List each line holding the string "caption".

─── DATA TO USE ───

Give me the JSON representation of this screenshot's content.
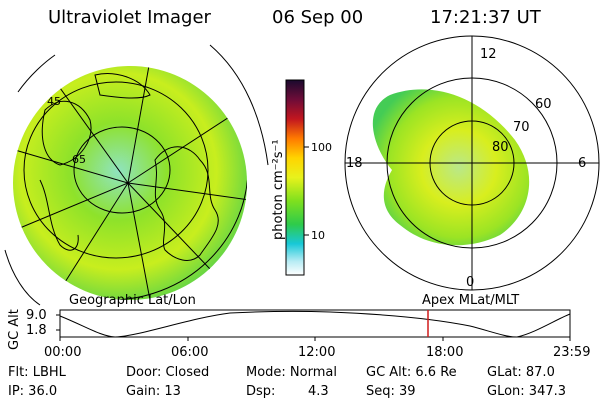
{
  "header": {
    "instrument": "Ultraviolet Imager",
    "date": "06 Sep 00",
    "time": "17:21:37 UT"
  },
  "colorbar": {
    "unit_label": "photon cm⁻²s⁻¹",
    "ticks": [
      "100",
      "10"
    ],
    "colors": [
      "#1a0a2e",
      "#6e0c38",
      "#c2161f",
      "#ff7a00",
      "#ffd400",
      "#e8f21c",
      "#7fe01e",
      "#2ecb4a",
      "#18c8d8",
      "#b7ecf4",
      "#ffffff"
    ]
  },
  "left_panel": {
    "caption": "Geographic Lat/Lon",
    "labels": [
      "45",
      "65"
    ]
  },
  "right_panel": {
    "caption": "Apex MLat/MLT",
    "mlt_labels": {
      "top": "12",
      "left": "18",
      "right": "6",
      "bottom": "0"
    },
    "lat_labels": [
      "60",
      "70",
      "80"
    ]
  },
  "altitude_plot": {
    "ylabel": "GC Alt",
    "yticks": [
      "9.0",
      "1.8"
    ],
    "xticks": [
      "00:00",
      "06:00",
      "12:00",
      "18:00",
      "23:59"
    ],
    "marker_color": "#d11a1a"
  },
  "status": {
    "row1": {
      "filter": "Flt: LBHL",
      "door": "Door: Closed",
      "mode": "Mode: Normal",
      "gc_alt": "GC Alt: 6.6 Re",
      "glat": "GLat: 87.0"
    },
    "row2": {
      "ip": "IP: 36.0",
      "gain": "Gain: 13",
      "dsp_label": "Dsp:",
      "dsp_value": "4.3",
      "seq": "Seq: 39",
      "glon": "GLon: 347.3"
    }
  }
}
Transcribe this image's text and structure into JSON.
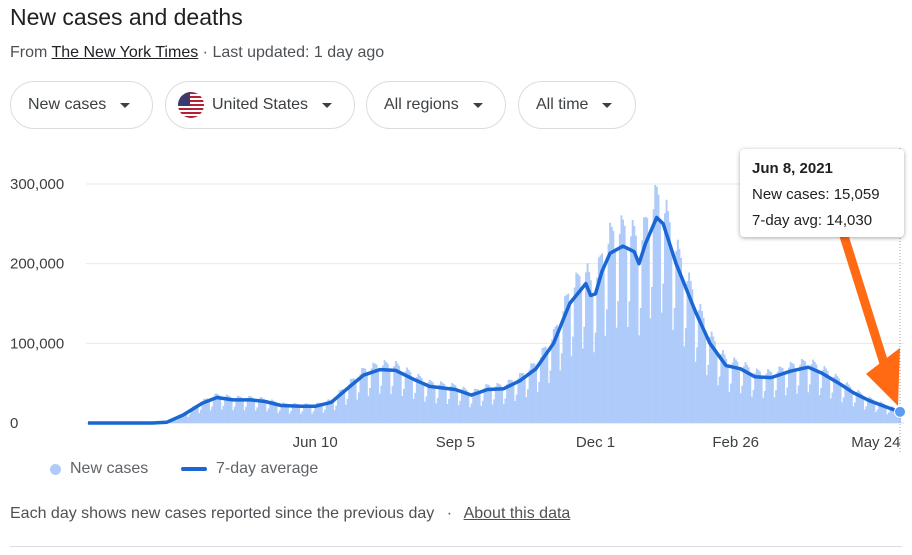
{
  "header": {
    "title": "New cases and deaths",
    "source_prefix": "From ",
    "source_link": "The New York Times",
    "updated": " · Last updated: 1 day ago"
  },
  "filters": {
    "metric": "New cases",
    "location": "United States",
    "region": "All regions",
    "period": "All time"
  },
  "tooltip": {
    "date": "Jun 8, 2021",
    "cases_line": "New cases: 15,059",
    "avg_line": "7-day avg: 14,030"
  },
  "legend": {
    "bars": "New cases",
    "line": "7-day average"
  },
  "footnote": {
    "text": "Each day shows new cases reported since the previous day",
    "sep": "·",
    "link": "About this data"
  },
  "colors": {
    "bars": "#aecbfa",
    "line": "#1a66d2",
    "annotation_arrow": "#ff6a13",
    "grid": "#e8eaed"
  },
  "chart_data": {
    "type": "bar",
    "subtype": "bar + 7-day-average line",
    "x_start": "2020-01-21",
    "x_end": "2021-06-08",
    "ylim": [
      0,
      300000
    ],
    "y_ticks": [
      {
        "value": 0,
        "label": "0"
      },
      {
        "value": 100000,
        "label": "100,000"
      },
      {
        "value": 200000,
        "label": "200,000"
      },
      {
        "value": 300000,
        "label": "300,000"
      }
    ],
    "x_ticks": [
      {
        "date": "2020-06-10",
        "label": "Jun 10"
      },
      {
        "date": "2020-09-05",
        "label": "Sep 5"
      },
      {
        "date": "2020-12-01",
        "label": "Dec 1"
      },
      {
        "date": "2021-02-26",
        "label": "Feb 26"
      },
      {
        "date": "2021-05-24",
        "label": "May 24"
      }
    ],
    "series": [
      {
        "name": "7-day average",
        "points": [
          [
            "2020-01-21",
            0
          ],
          [
            "2020-03-01",
            0
          ],
          [
            "2020-03-10",
            1000
          ],
          [
            "2020-03-20",
            10000
          ],
          [
            "2020-04-01",
            25000
          ],
          [
            "2020-04-10",
            32000
          ],
          [
            "2020-04-20",
            29000
          ],
          [
            "2020-05-01",
            29000
          ],
          [
            "2020-05-10",
            27000
          ],
          [
            "2020-05-20",
            22000
          ],
          [
            "2020-06-01",
            21000
          ],
          [
            "2020-06-10",
            21000
          ],
          [
            "2020-06-20",
            26000
          ],
          [
            "2020-07-01",
            45000
          ],
          [
            "2020-07-10",
            60000
          ],
          [
            "2020-07-20",
            67000
          ],
          [
            "2020-07-30",
            66000
          ],
          [
            "2020-08-10",
            55000
          ],
          [
            "2020-08-20",
            46000
          ],
          [
            "2020-09-05",
            42000
          ],
          [
            "2020-09-15",
            35000
          ],
          [
            "2020-09-25",
            42000
          ],
          [
            "2020-10-05",
            43000
          ],
          [
            "2020-10-15",
            53000
          ],
          [
            "2020-10-25",
            68000
          ],
          [
            "2020-11-05",
            100000
          ],
          [
            "2020-11-15",
            150000
          ],
          [
            "2020-11-25",
            175000
          ],
          [
            "2020-11-28",
            160000
          ],
          [
            "2020-12-01",
            162000
          ],
          [
            "2020-12-05",
            190000
          ],
          [
            "2020-12-10",
            213000
          ],
          [
            "2020-12-18",
            222000
          ],
          [
            "2020-12-25",
            215000
          ],
          [
            "2020-12-28",
            200000
          ],
          [
            "2021-01-01",
            225000
          ],
          [
            "2021-01-08",
            258000
          ],
          [
            "2021-01-12",
            250000
          ],
          [
            "2021-01-20",
            200000
          ],
          [
            "2021-02-01",
            140000
          ],
          [
            "2021-02-10",
            100000
          ],
          [
            "2021-02-20",
            72000
          ],
          [
            "2021-03-01",
            68000
          ],
          [
            "2021-03-10",
            58000
          ],
          [
            "2021-03-20",
            57000
          ],
          [
            "2021-04-01",
            65000
          ],
          [
            "2021-04-12",
            70000
          ],
          [
            "2021-04-20",
            63000
          ],
          [
            "2021-05-01",
            50000
          ],
          [
            "2021-05-10",
            38000
          ],
          [
            "2021-05-20",
            28000
          ],
          [
            "2021-06-01",
            19000
          ],
          [
            "2021-06-08",
            14030
          ]
        ]
      }
    ],
    "highlight": {
      "date": "2021-06-08",
      "new_cases": 15059,
      "avg": 14030
    },
    "legend_placement": "bottom-left",
    "grid": true
  }
}
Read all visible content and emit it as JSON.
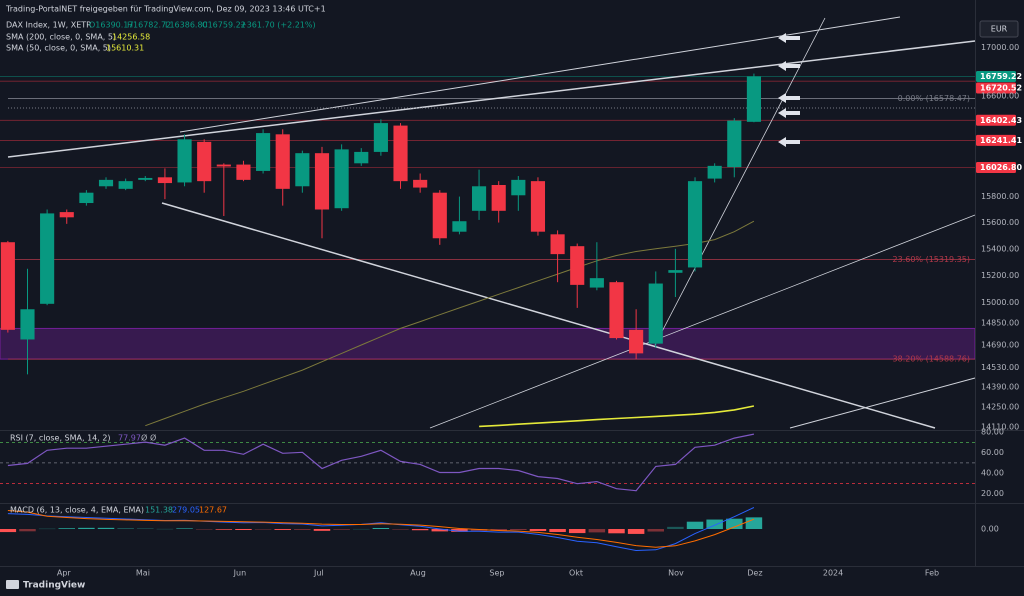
{
  "header": {
    "share": "Trading-PortalNET freigegeben für TradingView.com, Dez 09, 2023 13:46 UTC+1",
    "brand": "TradingView"
  },
  "chart_data": [
    {
      "type": "candlestick",
      "title": "DAX Index, 1W, XETR",
      "ohlc_text": [
        "O16390.17",
        "H16782.72",
        "L16386.80",
        "C16759.22",
        "+361.70 (+2.21%)"
      ],
      "currency": "EUR",
      "log_scale": true,
      "grid": false,
      "up_color": "#089981",
      "down_color": "#f23645",
      "categories": [
        null,
        null,
        null,
        null,
        null,
        null,
        null,
        null,
        null,
        null,
        null,
        null,
        null,
        null,
        null,
        null,
        null,
        null,
        null,
        null,
        null,
        null,
        null,
        null,
        null,
        null,
        null,
        null,
        null,
        null,
        null,
        null,
        null,
        null,
        null,
        null,
        null,
        null,
        null
      ],
      "open": [
        15450,
        14730,
        14990,
        15680,
        15750,
        15880,
        15860,
        15930,
        15950,
        15910,
        16230,
        16050,
        16050,
        16000,
        16290,
        15880,
        16140,
        15710,
        16060,
        16150,
        16360,
        15930,
        15830,
        15530,
        15690,
        15890,
        15810,
        15920,
        15510,
        15420,
        15110,
        15150,
        14800,
        14700,
        15220,
        15260,
        15940,
        16030,
        16390.17
      ],
      "high": [
        15460,
        15250,
        15700,
        15700,
        15850,
        15950,
        15940,
        15960,
        16020,
        16290,
        16250,
        16060,
        16080,
        16330,
        16330,
        16160,
        16190,
        16210,
        16180,
        16410,
        16380,
        15980,
        15850,
        15800,
        16010,
        15920,
        15960,
        15950,
        15540,
        15440,
        15450,
        15160,
        14950,
        15230,
        15400,
        15950,
        16060,
        16420,
        16782.72
      ],
      "low": [
        14780,
        14480,
        14980,
        15590,
        15730,
        15860,
        15850,
        15920,
        15780,
        15880,
        15830,
        15650,
        15920,
        15980,
        15730,
        15830,
        15480,
        15690,
        16040,
        16120,
        15860,
        15830,
        15430,
        15510,
        15620,
        15600,
        15690,
        15500,
        15150,
        14960,
        15090,
        14730,
        14590,
        14670,
        15040,
        15230,
        15910,
        15950,
        16386.8
      ],
      "close": [
        14800,
        14950,
        15670,
        15640,
        15830,
        15930,
        15920,
        15945,
        15905,
        16250,
        15920,
        16035,
        15930,
        16300,
        15860,
        16140,
        15700,
        16170,
        16150,
        16380,
        15920,
        15870,
        15480,
        15610,
        15880,
        15690,
        15930,
        15530,
        15360,
        15130,
        15180,
        14740,
        14630,
        15140,
        15240,
        15920,
        16040,
        16400,
        16759.22
      ],
      "series": [
        {
          "name": "SMA (200, close, 0, SMA, 5)",
          "color": "#e5ea3a",
          "width": 1.6,
          "values": [
            null,
            null,
            null,
            null,
            null,
            null,
            null,
            null,
            null,
            null,
            null,
            null,
            null,
            null,
            null,
            null,
            null,
            null,
            null,
            null,
            null,
            null,
            null,
            null,
            14115,
            14122,
            14130,
            14138,
            14146,
            14154,
            14162,
            14170,
            14177,
            14184,
            14192,
            14200,
            14212,
            14230,
            14256.58
          ]
        },
        {
          "name": "SMA (50, close, 0, SMA, 5)",
          "color": "#7d7a3c",
          "width": 1,
          "values": [
            null,
            null,
            null,
            null,
            null,
            null,
            null,
            14120,
            14170,
            14220,
            14270,
            14315,
            14360,
            14410,
            14460,
            14510,
            14570,
            14630,
            14690,
            14750,
            14810,
            14860,
            14910,
            14960,
            15010,
            15060,
            15110,
            15160,
            15210,
            15260,
            15310,
            15350,
            15380,
            15400,
            15420,
            15440,
            15470,
            15530,
            15610.31
          ]
        }
      ],
      "zone": {
        "low": 14588.76,
        "high": 14810,
        "color": "#7b1fa2"
      },
      "fib_levels": [
        {
          "value": 16578.47,
          "label": "0.00% (16578.47)",
          "color": "#787b86"
        },
        {
          "value": 15319.35,
          "label": "23.60% (15319.35)",
          "color": "#b2394a"
        },
        {
          "value": 14588.76,
          "label": "38.20% (14588.76)",
          "color": "#b2394a"
        }
      ],
      "price_labels": [
        {
          "value": 16759.22,
          "label": "16759.22",
          "color": "#089981"
        },
        {
          "value": 16720.52,
          "label": "16720.52",
          "color": "#f23645"
        },
        {
          "value": 16402.43,
          "label": "16402.43",
          "color": "#f23645"
        },
        {
          "value": 16241.41,
          "label": "16241.41",
          "color": "#f23645"
        },
        {
          "value": 16026.8,
          "label": "16026.80",
          "color": "#f23645"
        }
      ],
      "ylim": [
        14090,
        17230
      ],
      "yticks": [
        {
          "value": 17000,
          "label": "17000.00"
        },
        {
          "value": 16600,
          "label": "16600.00"
        },
        {
          "value": 15800,
          "label": "15800.00"
        },
        {
          "value": 15600,
          "label": "15600.00"
        },
        {
          "value": 15400,
          "label": "15400.00"
        },
        {
          "value": 15200,
          "label": "15200.00"
        },
        {
          "value": 15000,
          "label": "15000.00"
        },
        {
          "value": 14850,
          "label": "14850.00"
        },
        {
          "value": 14690,
          "label": "14690.00"
        },
        {
          "value": 14530,
          "label": "14530.00"
        },
        {
          "value": 14390,
          "label": "14390.00"
        },
        {
          "value": 14250,
          "label": "14250.00"
        },
        {
          "value": 14110,
          "label": "14110.00"
        }
      ],
      "xlim": [
        -0.4,
        49.26
      ],
      "xticks": [
        {
          "value": 2.85,
          "label": "Apr"
        },
        {
          "value": 6.88,
          "label": "Mai"
        },
        {
          "value": 11.82,
          "label": "Jun"
        },
        {
          "value": 15.84,
          "label": "Jul"
        },
        {
          "value": 20.89,
          "label": "Aug"
        },
        {
          "value": 24.91,
          "label": "Sep"
        },
        {
          "value": 28.94,
          "label": "Okt"
        },
        {
          "value": 34.03,
          "label": "Nov"
        },
        {
          "value": 38.05,
          "label": "Dez"
        },
        {
          "value": 42.03,
          "label": "2024"
        },
        {
          "value": 47.07,
          "label": "Feb"
        }
      ]
    },
    {
      "type": "line",
      "title": "RSI (7, close, SMA, 14, 2)",
      "na_labels": [
        "Ø",
        "Ø"
      ],
      "series": [
        {
          "name": null,
          "color": "#7e57c2",
          "values": [
            47.5,
            49.5,
            62.3,
            64.3,
            64.3,
            66.2,
            68.2,
            70.2,
            67.2,
            74.1,
            62.3,
            62.3,
            58.4,
            68.2,
            59.3,
            60.3,
            44.6,
            52.5,
            56.4,
            62.3,
            51.5,
            48.5,
            40.7,
            40.7,
            44.6,
            44.6,
            42.6,
            36.7,
            34.8,
            29.8,
            31.8,
            24.9,
            23,
            46.6,
            48.5,
            65.2,
            67.2,
            74.1,
            77.97
          ]
        }
      ],
      "levels": [
        {
          "value": 70,
          "color": "#4caf50"
        },
        {
          "value": 50,
          "color": "#787b86"
        },
        {
          "value": 30,
          "color": "#f23645"
        }
      ],
      "ylim": [
        11,
        82
      ],
      "yticks": [
        {
          "value": 80,
          "label": "80.00"
        },
        {
          "value": 60,
          "label": "60.00"
        },
        {
          "value": 40,
          "label": "40.00"
        },
        {
          "value": 20,
          "label": "20.00"
        }
      ]
    },
    {
      "type": "macd",
      "title": "MACD (6, 13, close, 4, EMA, EMA)",
      "series": [
        {
          "name": null,
          "color": "#26a69a",
          "negative_color": "#ff5252",
          "values": [
            -40,
            -30,
            5,
            10,
            15,
            15,
            12,
            8,
            2,
            8,
            -4,
            -9,
            -13,
            -5,
            -12,
            -11,
            -24,
            -9,
            1,
            13,
            -7,
            -16,
            -31,
            -37,
            -24,
            -21,
            -13,
            -26,
            -39,
            -53,
            -44,
            -56,
            -64,
            -33,
            28,
            95,
            123,
            134,
            151.38
          ]
        },
        {
          "name": null,
          "color": "#2962ff",
          "values": [
            200,
            190,
            170,
            160,
            150,
            140,
            130,
            120,
            110,
            115,
            100,
            90,
            80,
            85,
            70,
            65,
            40,
            50,
            60,
            80,
            55,
            35,
            0,
            -30,
            -30,
            -40,
            -40,
            -70,
            -110,
            -160,
            -180,
            -230,
            -280,
            -270,
            -190,
            -60,
            50,
            160,
            279.05
          ]
        },
        {
          "name": null,
          "color": "#ff6d00",
          "values": [
            240,
            220,
            165,
            150,
            135,
            125,
            118,
            112,
            108,
            107,
            104,
            99,
            93,
            90,
            82,
            76,
            64,
            59,
            59,
            67,
            62,
            51,
            31,
            7,
            -6,
            -19,
            -27,
            -44,
            -71,
            -107,
            -136,
            -174,
            -216,
            -237,
            -218,
            -155,
            -73,
            26,
            127.67
          ]
        }
      ],
      "ylim": [
        -481,
        312
      ],
      "yticks": [
        {
          "value": 0,
          "label": "0.00"
        }
      ]
    }
  ]
}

───

[WRITTEN RESPONSE]
    "caption": "Geographic Lat/Lon",
    "caption": "Apex MLat/MLT",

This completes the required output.